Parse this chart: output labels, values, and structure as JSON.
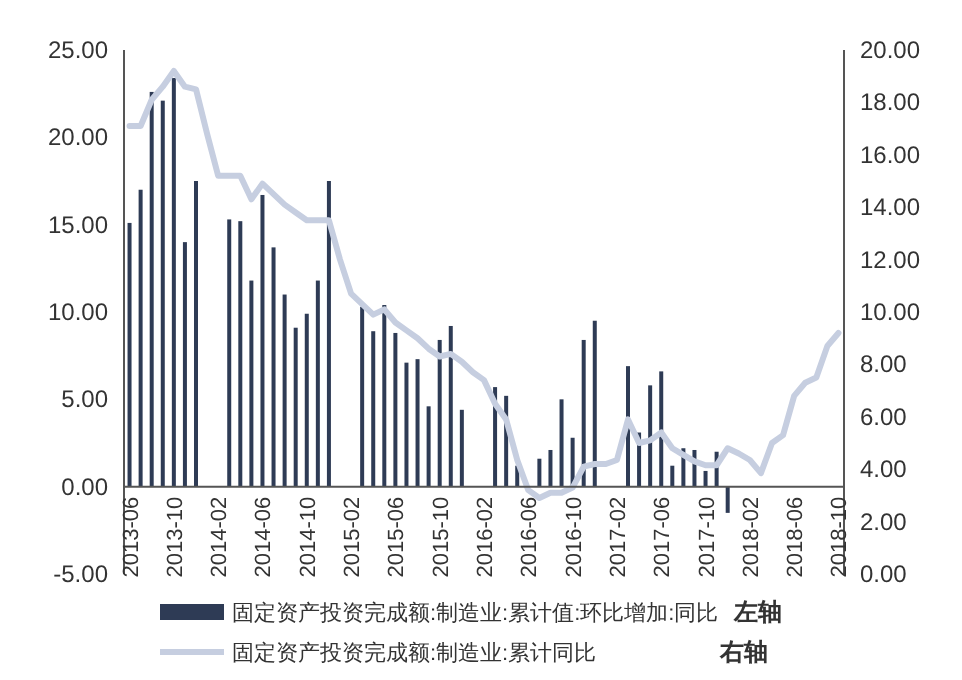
{
  "chart_data": {
    "type": "bar",
    "categories": [
      "2013-06",
      null,
      null,
      null,
      "2013-10",
      null,
      null,
      null,
      "2014-02",
      null,
      null,
      null,
      "2014-06",
      null,
      null,
      null,
      "2014-10",
      null,
      null,
      null,
      "2015-02",
      null,
      null,
      null,
      "2015-06",
      null,
      null,
      null,
      "2015-10",
      null,
      null,
      null,
      "2016-02",
      null,
      null,
      null,
      "2016-06",
      null,
      null,
      null,
      "2016-10",
      null,
      null,
      null,
      "2017-02",
      null,
      null,
      null,
      "2017-06",
      null,
      null,
      null,
      "2017-10",
      null,
      null,
      null,
      "2018-02",
      null,
      null,
      null,
      "2018-06",
      null,
      null,
      null,
      "2018-10"
    ],
    "series": [
      {
        "name": "固定资产投资完成额:制造业:累计值:环比增加:同比",
        "color": "#2e3b55",
        "values": [
          15.1,
          17.0,
          22.6,
          22.1,
          23.4,
          14.0,
          17.5,
          null,
          null,
          15.3,
          15.2,
          11.8,
          16.7,
          13.7,
          11.0,
          9.1,
          9.9,
          11.8,
          17.5,
          null,
          null,
          10.3,
          8.9,
          10.4,
          8.8,
          7.1,
          7.3,
          4.6,
          8.4,
          9.2,
          4.4,
          null,
          null,
          5.7,
          5.2,
          1.2,
          null,
          1.6,
          2.1,
          5.0,
          2.8,
          8.4,
          9.5,
          null,
          null,
          6.9,
          3.1,
          5.8,
          6.6,
          1.2,
          2.2,
          2.1,
          0.9,
          2.0,
          -1.5,
          null,
          null,
          null,
          null,
          null,
          null,
          null,
          null,
          null,
          null
        ]
      },
      {
        "name": "固定资产投资完成额:制造业:累计同比",
        "type": "line",
        "axis": "y2",
        "color": "#c6cee0",
        "values": [
          17.1,
          17.1,
          18.1,
          18.6,
          19.2,
          18.6,
          18.5,
          16.8,
          15.2,
          15.2,
          15.2,
          14.3,
          14.9,
          14.5,
          14.1,
          13.8,
          13.5,
          13.5,
          13.5,
          12.0,
          10.7,
          10.3,
          9.9,
          10.1,
          9.6,
          9.3,
          9.0,
          8.6,
          8.3,
          8.4,
          8.1,
          7.7,
          7.4,
          6.5,
          5.9,
          4.35,
          3.2,
          2.9,
          3.1,
          3.1,
          3.3,
          4.1,
          4.2,
          4.2,
          4.35,
          5.9,
          5.0,
          5.1,
          5.4,
          4.8,
          4.55,
          4.3,
          4.15,
          4.15,
          4.8,
          4.6,
          4.35,
          3.85,
          5.0,
          5.3,
          6.8,
          7.3,
          7.5,
          8.7,
          9.2
        ]
      }
    ],
    "ylim": [
      -5,
      25
    ],
    "yticks": [
      {
        "value": -5,
        "label": "-5.00"
      },
      {
        "value": 0,
        "label": "0.00"
      },
      {
        "value": 5,
        "label": "5.00"
      },
      {
        "value": 10,
        "label": "10.00"
      },
      {
        "value": 15,
        "label": "15.00"
      },
      {
        "value": 20,
        "label": "20.00"
      },
      {
        "value": 25,
        "label": "25.00"
      }
    ],
    "y2lim": [
      0,
      20
    ],
    "y2ticks": [
      {
        "value": 0,
        "label": "0.00"
      },
      {
        "value": 2,
        "label": "2.00"
      },
      {
        "value": 4,
        "label": "4.00"
      },
      {
        "value": 6,
        "label": "6.00"
      },
      {
        "value": 8,
        "label": "8.00"
      },
      {
        "value": 10,
        "label": "10.00"
      },
      {
        "value": 12,
        "label": "12.00"
      },
      {
        "value": 14,
        "label": "14.00"
      },
      {
        "value": 16,
        "label": "16.00"
      },
      {
        "value": 18,
        "label": "18.00"
      },
      {
        "value": 20,
        "label": "20.00"
      }
    ],
    "legend": "bottom",
    "annotations": [
      "左轴",
      "右轴"
    ]
  }
}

_ _ _

* [TO DO]: Apart from the pictures, the entries above are to be repeated in full and exactly.

* [OUTPUT FOR THIS TASK]:
Parse this chart: output labels, values, and structure as JSON.
{
  "chart_data": {
    "type": "bar",
    "categories": [
      "2013-06",
      null,
      null,
      null,
      "2013-10",
      null,
      null,
      null,
      "2014-02",
      null,
      null,
      null,
      "2014-06",
      null,
      null,
      null,
      "2014-10",
      null,
      null,
      null,
      "2015-02",
      null,
      null,
      null,
      "2015-06",
      null,
      null,
      null,
      "2015-10",
      null,
      null,
      null,
      "2016-02",
      null,
      null,
      null,
      "2016-06",
      null,
      null,
      null,
      "2016-10",
      null,
      null,
      null,
      "2017-02",
      null,
      null,
      null,
      "2017-06",
      null,
      null,
      null,
      "2017-10",
      null,
      null,
      null,
      "2018-02",
      null,
      null,
      null,
      "2018-06",
      null,
      null,
      null,
      "2018-10"
    ],
    "series": [
      {
        "name": "固定资产投资完成额:制造业:累计值:环比增加:同比",
        "color": "#2e3b55",
        "values": [
          15.1,
          17.0,
          22.6,
          22.1,
          23.4,
          14.0,
          17.5,
          null,
          null,
          15.3,
          15.2,
          11.8,
          16.7,
          13.7,
          11.0,
          9.1,
          9.9,
          11.8,
          17.5,
          null,
          null,
          10.3,
          8.9,
          10.4,
          8.8,
          7.1,
          7.3,
          4.6,
          8.4,
          9.2,
          4.4,
          null,
          null,
          5.7,
          5.2,
          1.2,
          null,
          1.6,
          2.1,
          5.0,
          2.8,
          8.4,
          9.5,
          null,
          null,
          6.9,
          3.1,
          5.8,
          6.6,
          1.2,
          2.2,
          2.1,
          0.9,
          2.0,
          -1.5,
          null,
          null,
          null,
          null,
          null,
          null,
          null,
          null,
          null,
          null
        ]
      },
      {
        "name": "固定资产投资完成额:制造业:累计同比",
        "type": "line",
        "axis": "y2",
        "color": "#c6cee0",
        "values": [
          17.1,
          17.1,
          18.1,
          18.6,
          19.2,
          18.6,
          18.5,
          16.8,
          15.2,
          15.2,
          15.2,
          14.3,
          14.9,
          14.5,
          14.1,
          13.8,
          13.5,
          13.5,
          13.5,
          12.0,
          10.7,
          10.3,
          9.9,
          10.1,
          9.6,
          9.3,
          9.0,
          8.6,
          8.3,
          8.4,
          8.1,
          7.7,
          7.4,
          6.5,
          5.9,
          4.35,
          3.2,
          2.9,
          3.1,
          3.1,
          3.3,
          4.1,
          4.2,
          4.2,
          4.35,
          5.9,
          5.0,
          5.1,
          5.4,
          4.8,
          4.55,
          4.3,
          4.15,
          4.15,
          4.8,
          4.6,
          4.35,
          3.85,
          5.0,
          5.3,
          6.8,
          7.3,
          7.5,
          8.7,
          9.2
        ]
      }
    ],
    "ylim": [
      -5,
      25
    ],
    "yticks": [
      {
        "value": -5,
        "label": "-5.00"
      },
      {
        "value": 0,
        "label": "0.00"
      },
      {
        "value": 5,
        "label": "5.00"
      },
      {
        "value": 10,
        "label": "10.00"
      },
      {
        "value": 15,
        "label": "15.00"
      },
      {
        "value": 20,
        "label": "20.00"
      },
      {
        "value": 25,
        "label": "25.00"
      }
    ],
    "y2lim": [
      0,
      20
    ],
    "y2ticks": [
      {
        "value": 0,
        "label": "0.00"
      },
      {
        "value": 2,
        "label": "2.00"
      },
      {
        "value": 4,
        "label": "4.00"
      },
      {
        "value": 6,
        "label": "6.00"
      },
      {
        "value": 8,
        "label": "8.00"
      },
      {
        "value": 10,
        "label": "10.00"
      },
      {
        "value": 12,
        "label": "12.00"
      },
      {
        "value": 14,
        "label": "14.00"
      },
      {
        "value": 16,
        "label": "16.00"
      },
      {
        "value": 18,
        "label": "18.00"
      },
      {
        "value": 20,
        "label": "20.00"
      }
    ],
    "legend": "bottom",
    "annotations": [
      "左轴",
      "右轴"
    ]
  }
}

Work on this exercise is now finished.